# Start of SUPPLIED ENTRIES

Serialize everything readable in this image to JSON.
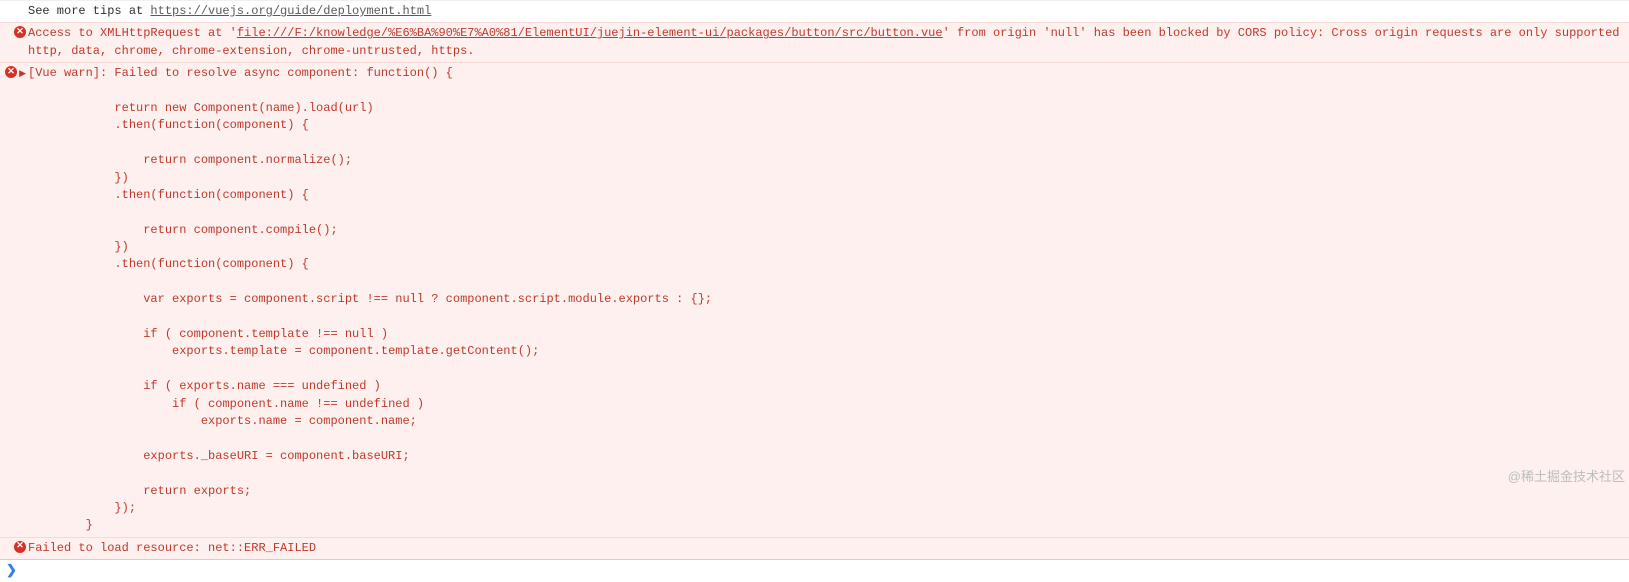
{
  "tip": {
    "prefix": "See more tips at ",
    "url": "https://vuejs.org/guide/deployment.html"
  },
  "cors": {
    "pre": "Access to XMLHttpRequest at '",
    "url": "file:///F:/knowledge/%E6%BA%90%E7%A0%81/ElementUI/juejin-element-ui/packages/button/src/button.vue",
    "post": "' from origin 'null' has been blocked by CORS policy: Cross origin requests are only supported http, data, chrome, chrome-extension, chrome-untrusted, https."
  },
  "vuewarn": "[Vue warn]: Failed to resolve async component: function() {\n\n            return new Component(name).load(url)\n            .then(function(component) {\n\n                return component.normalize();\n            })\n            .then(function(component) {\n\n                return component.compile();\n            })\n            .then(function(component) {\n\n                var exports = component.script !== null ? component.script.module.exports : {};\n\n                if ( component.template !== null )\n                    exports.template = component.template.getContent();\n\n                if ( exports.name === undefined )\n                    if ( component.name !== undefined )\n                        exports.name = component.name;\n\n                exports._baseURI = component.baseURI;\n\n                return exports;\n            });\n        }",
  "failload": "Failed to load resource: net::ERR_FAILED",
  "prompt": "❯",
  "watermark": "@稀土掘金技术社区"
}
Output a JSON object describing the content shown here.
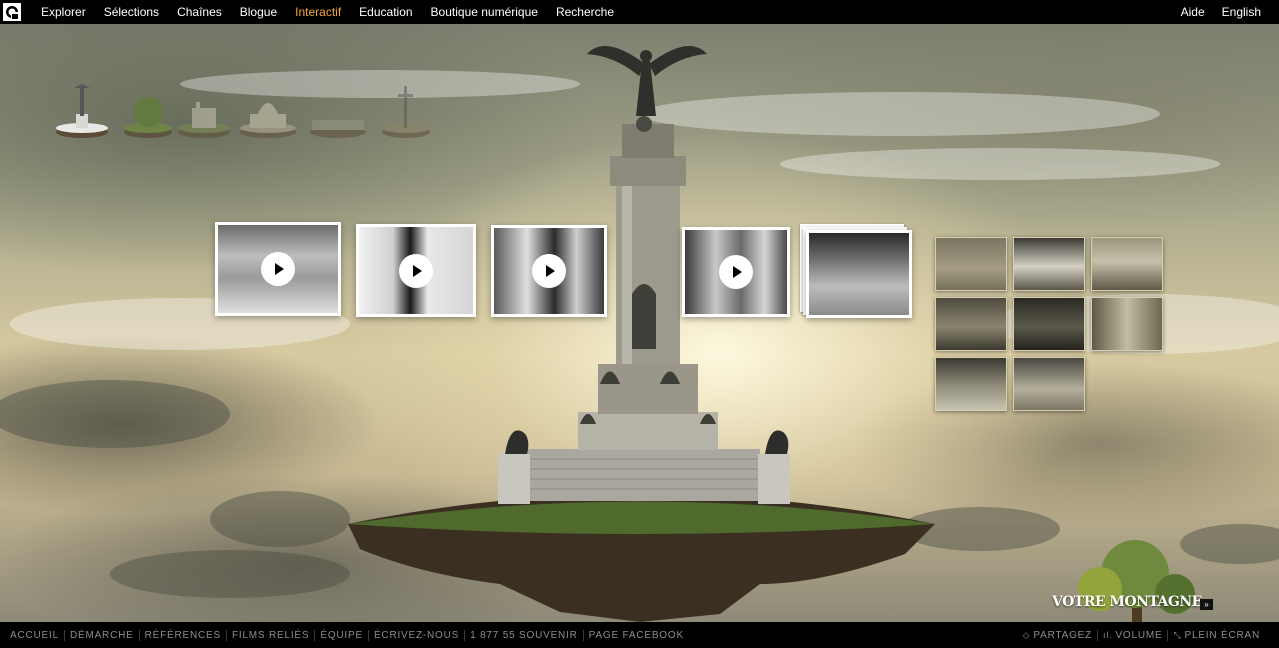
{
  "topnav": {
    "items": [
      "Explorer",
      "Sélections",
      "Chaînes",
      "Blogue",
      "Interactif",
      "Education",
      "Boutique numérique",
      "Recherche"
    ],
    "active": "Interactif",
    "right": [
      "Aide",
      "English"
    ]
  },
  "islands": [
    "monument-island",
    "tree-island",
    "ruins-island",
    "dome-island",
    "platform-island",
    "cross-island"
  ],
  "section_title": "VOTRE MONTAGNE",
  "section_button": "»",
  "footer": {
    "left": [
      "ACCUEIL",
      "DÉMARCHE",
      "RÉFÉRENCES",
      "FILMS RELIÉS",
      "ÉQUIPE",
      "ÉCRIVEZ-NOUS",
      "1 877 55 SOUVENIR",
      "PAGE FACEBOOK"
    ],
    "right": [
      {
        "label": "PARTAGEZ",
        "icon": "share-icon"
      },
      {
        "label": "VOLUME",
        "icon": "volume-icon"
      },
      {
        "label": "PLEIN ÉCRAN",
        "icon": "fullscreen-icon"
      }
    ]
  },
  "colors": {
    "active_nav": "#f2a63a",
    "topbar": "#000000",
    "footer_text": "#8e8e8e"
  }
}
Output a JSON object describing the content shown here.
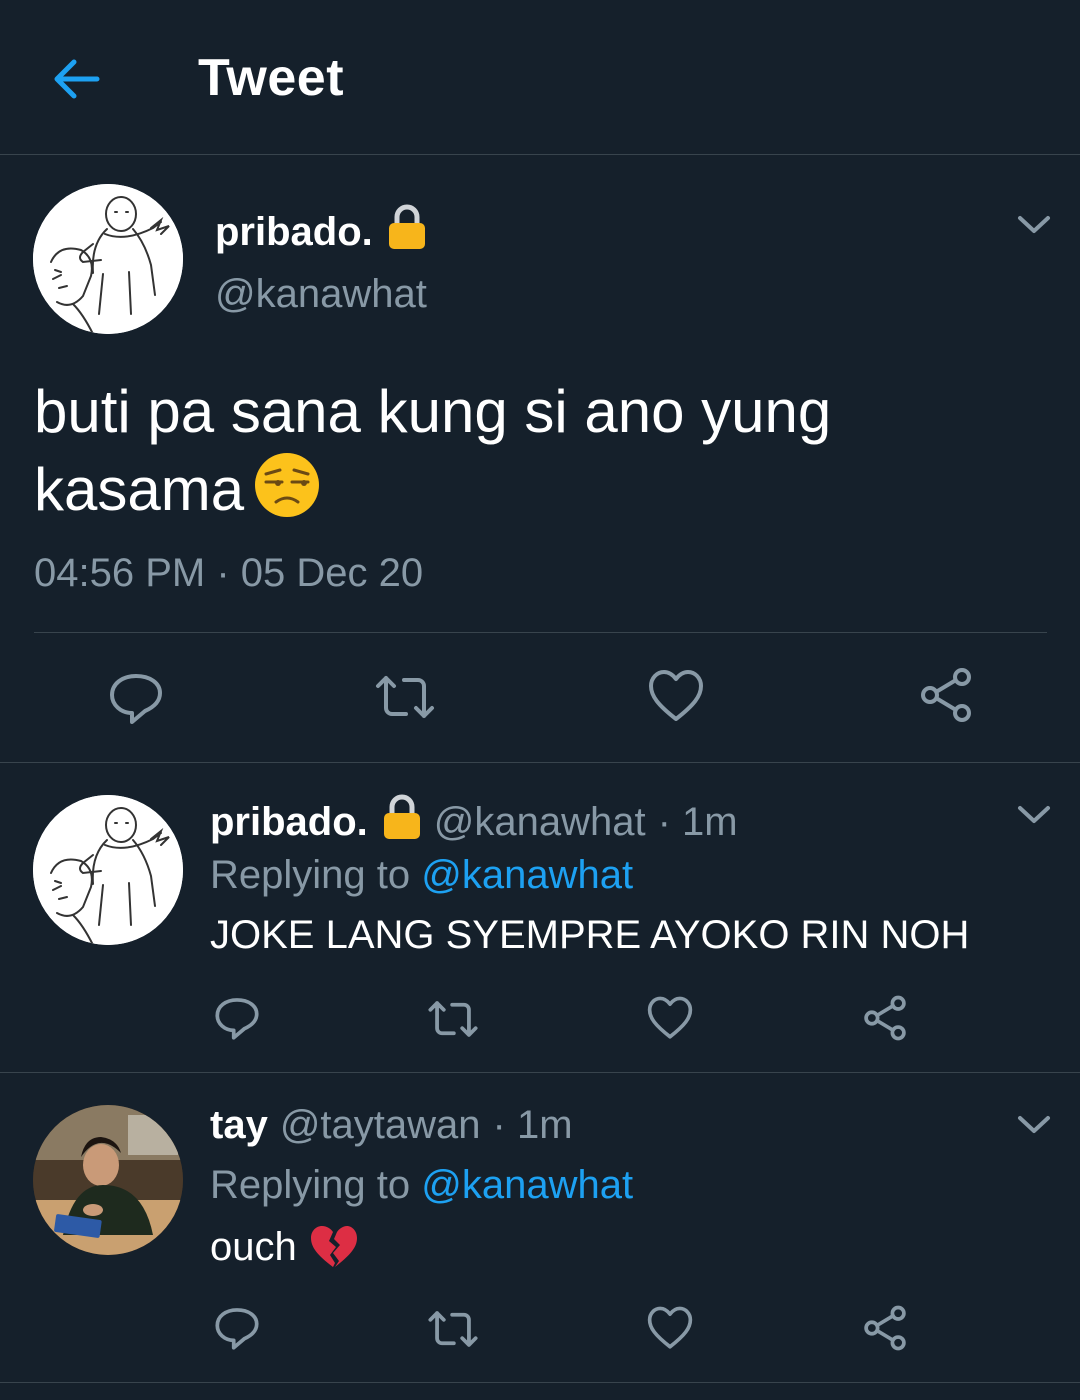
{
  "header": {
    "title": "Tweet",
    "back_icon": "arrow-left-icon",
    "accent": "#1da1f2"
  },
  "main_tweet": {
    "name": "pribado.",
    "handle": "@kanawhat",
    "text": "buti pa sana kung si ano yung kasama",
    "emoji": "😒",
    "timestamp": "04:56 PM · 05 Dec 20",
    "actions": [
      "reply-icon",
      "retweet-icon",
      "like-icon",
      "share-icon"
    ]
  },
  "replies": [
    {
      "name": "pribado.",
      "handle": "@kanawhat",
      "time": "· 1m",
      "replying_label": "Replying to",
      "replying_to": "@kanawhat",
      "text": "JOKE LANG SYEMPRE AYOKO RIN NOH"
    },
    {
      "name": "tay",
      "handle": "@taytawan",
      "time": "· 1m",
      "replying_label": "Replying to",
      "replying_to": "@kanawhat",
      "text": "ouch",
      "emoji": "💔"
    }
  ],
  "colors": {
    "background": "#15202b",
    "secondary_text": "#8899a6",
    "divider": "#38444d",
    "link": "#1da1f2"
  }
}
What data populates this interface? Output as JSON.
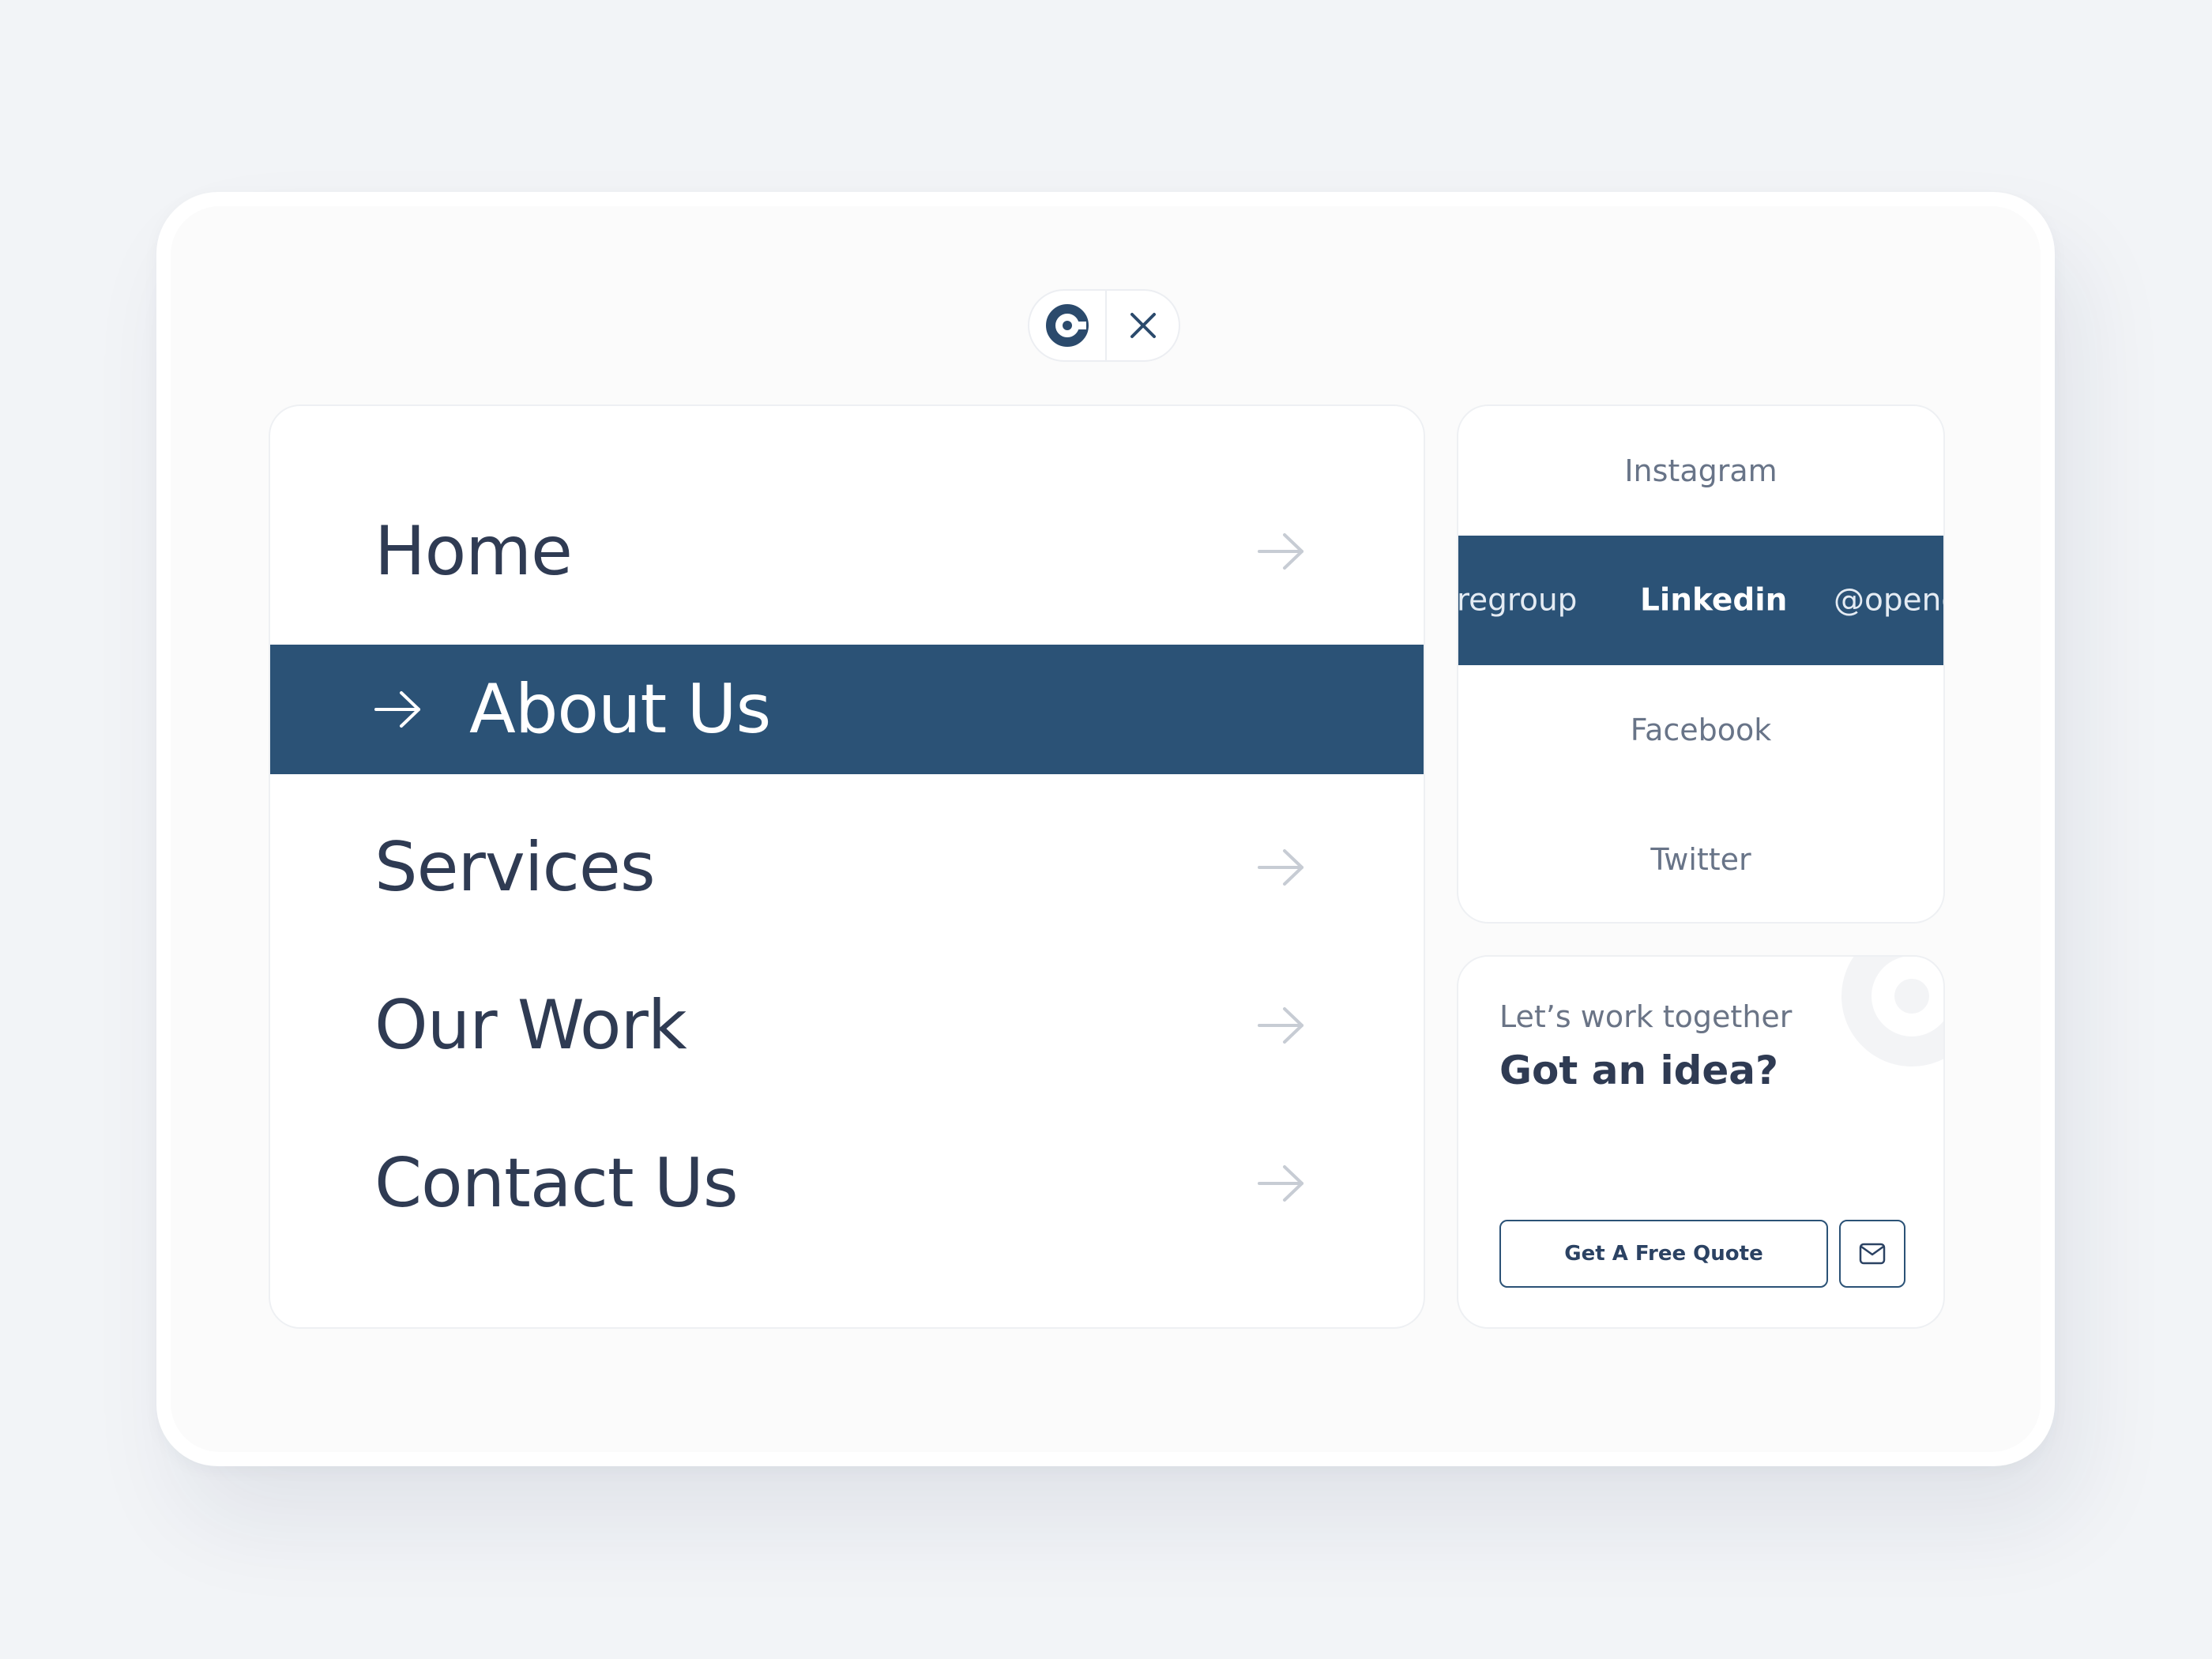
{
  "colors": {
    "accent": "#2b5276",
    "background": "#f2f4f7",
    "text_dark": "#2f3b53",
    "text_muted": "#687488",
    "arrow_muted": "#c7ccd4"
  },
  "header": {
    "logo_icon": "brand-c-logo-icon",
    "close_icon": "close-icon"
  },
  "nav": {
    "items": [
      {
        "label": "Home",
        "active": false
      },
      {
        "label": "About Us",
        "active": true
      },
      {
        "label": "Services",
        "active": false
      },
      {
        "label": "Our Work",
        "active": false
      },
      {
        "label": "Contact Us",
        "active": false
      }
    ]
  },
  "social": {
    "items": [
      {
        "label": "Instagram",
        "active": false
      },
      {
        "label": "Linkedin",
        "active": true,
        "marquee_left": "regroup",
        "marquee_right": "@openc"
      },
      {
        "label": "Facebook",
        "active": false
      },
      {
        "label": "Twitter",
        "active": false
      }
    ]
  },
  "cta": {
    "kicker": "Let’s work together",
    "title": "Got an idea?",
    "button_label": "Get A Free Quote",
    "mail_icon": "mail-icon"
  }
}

# End of SUPPLIED ENTRIES

- _OBJECTIVE_: Do not include the images; transcribe the rest of the listing exactly.

- _RESPONSE BELOW_:
Serialize everything readable in this image to JSON.
{
  "tip": {
    "prefix": "See more tips at ",
    "url": "https://vuejs.org/guide/deployment.html"
  },
  "cors": {
    "pre": "Access to XMLHttpRequest at '",
    "url": "file:///F:/knowledge/%E6%BA%90%E7%A0%81/ElementUI/juejin-element-ui/packages/button/src/button.vue",
    "post": "' from origin 'null' has been blocked by CORS policy: Cross origin requests are only supported http, data, chrome, chrome-extension, chrome-untrusted, https."
  },
  "vuewarn": "[Vue warn]: Failed to resolve async component: function() {\n\n            return new Component(name).load(url)\n            .then(function(component) {\n\n                return component.normalize();\n            })\n            .then(function(component) {\n\n                return component.compile();\n            })\n            .then(function(component) {\n\n                var exports = component.script !== null ? component.script.module.exports : {};\n\n                if ( component.template !== null )\n                    exports.template = component.template.getContent();\n\n                if ( exports.name === undefined )\n                    if ( component.name !== undefined )\n                        exports.name = component.name;\n\n                exports._baseURI = component.baseURI;\n\n                return exports;\n            });\n        }",
  "failload": "Failed to load resource: net::ERR_FAILED",
  "prompt": "❯",
  "watermark": "@稀土掘金技术社区"
}
Output a JSON object describing the content shown here.
{
  "topnav": {
    "items": [
      "Explorer",
      "Sélections",
      "Chaînes",
      "Blogue",
      "Interactif",
      "Education",
      "Boutique numérique",
      "Recherche"
    ],
    "active": "Interactif",
    "right": [
      "Aide",
      "English"
    ]
  },
  "islands": [
    "monument-island",
    "tree-island",
    "ruins-island",
    "dome-island",
    "platform-island",
    "cross-island"
  ],
  "section_title": "VOTRE MONTAGNE",
  "section_button": "»",
  "footer": {
    "left": [
      "ACCUEIL",
      "DÉMARCHE",
      "RÉFÉRENCES",
      "FILMS RELIÉS",
      "ÉQUIPE",
      "ÉCRIVEZ-NOUS",
      "1 877 55 SOUVENIR",
      "PAGE FACEBOOK"
    ],
    "right": [
      {
        "label": "PARTAGEZ",
        "icon": "share-icon"
      },
      {
        "label": "VOLUME",
        "icon": "volume-icon"
      },
      {
        "label": "PLEIN ÉCRAN",
        "icon": "fullscreen-icon"
      }
    ]
  },
  "colors": {
    "active_nav": "#f2a63a",
    "topbar": "#000000",
    "footer_text": "#8e8e8e"
  }
}
Output a JSON object describing the content shown here.
{
  "header": {
    "title": "Tweet",
    "back_icon": "arrow-left-icon",
    "accent": "#1da1f2"
  },
  "main_tweet": {
    "name": "pribado.",
    "handle": "@kanawhat",
    "text": "buti pa sana kung si ano yung kasama",
    "emoji": "😒",
    "timestamp": "04:56 PM · 05 Dec 20",
    "actions": [
      "reply-icon",
      "retweet-icon",
      "like-icon",
      "share-icon"
    ]
  },
  "replies": [
    {
      "name": "pribado.",
      "handle": "@kanawhat",
      "time": "· 1m",
      "replying_label": "Replying to",
      "replying_to": "@kanawhat",
      "text": "JOKE LANG SYEMPRE AYOKO RIN NOH"
    },
    {
      "name": "tay",
      "handle": "@taytawan",
      "time": "· 1m",
      "replying_label": "Replying to",
      "replying_to": "@kanawhat",
      "text": "ouch",
      "emoji": "💔"
    }
  ],
  "colors": {
    "background": "#15202b",
    "secondary_text": "#8899a6",
    "divider": "#38444d",
    "link": "#1da1f2"
  }
}
What data populates this interface? Output as JSON.
{
  "colors": {
    "accent": "#2b5276",
    "background": "#f2f4f7",
    "text_dark": "#2f3b53",
    "text_muted": "#687488",
    "arrow_muted": "#c7ccd4"
  },
  "header": {
    "logo_icon": "brand-c-logo-icon",
    "close_icon": "close-icon"
  },
  "nav": {
    "items": [
      {
        "label": "Home",
        "active": false
      },
      {
        "label": "About Us",
        "active": true
      },
      {
        "label": "Services",
        "active": false
      },
      {
        "label": "Our Work",
        "active": false
      },
      {
        "label": "Contact Us",
        "active": false
      }
    ]
  },
  "social": {
    "items": [
      {
        "label": "Instagram",
        "active": false
      },
      {
        "label": "Linkedin",
        "active": true,
        "marquee_left": "regroup",
        "marquee_right": "@openc"
      },
      {
        "label": "Facebook",
        "active": false
      },
      {
        "label": "Twitter",
        "active": false
      }
    ]
  },
  "cta": {
    "kicker": "Let’s work together",
    "title": "Got an idea?",
    "button_label": "Get A Free Quote",
    "mail_icon": "mail-icon"
  }
}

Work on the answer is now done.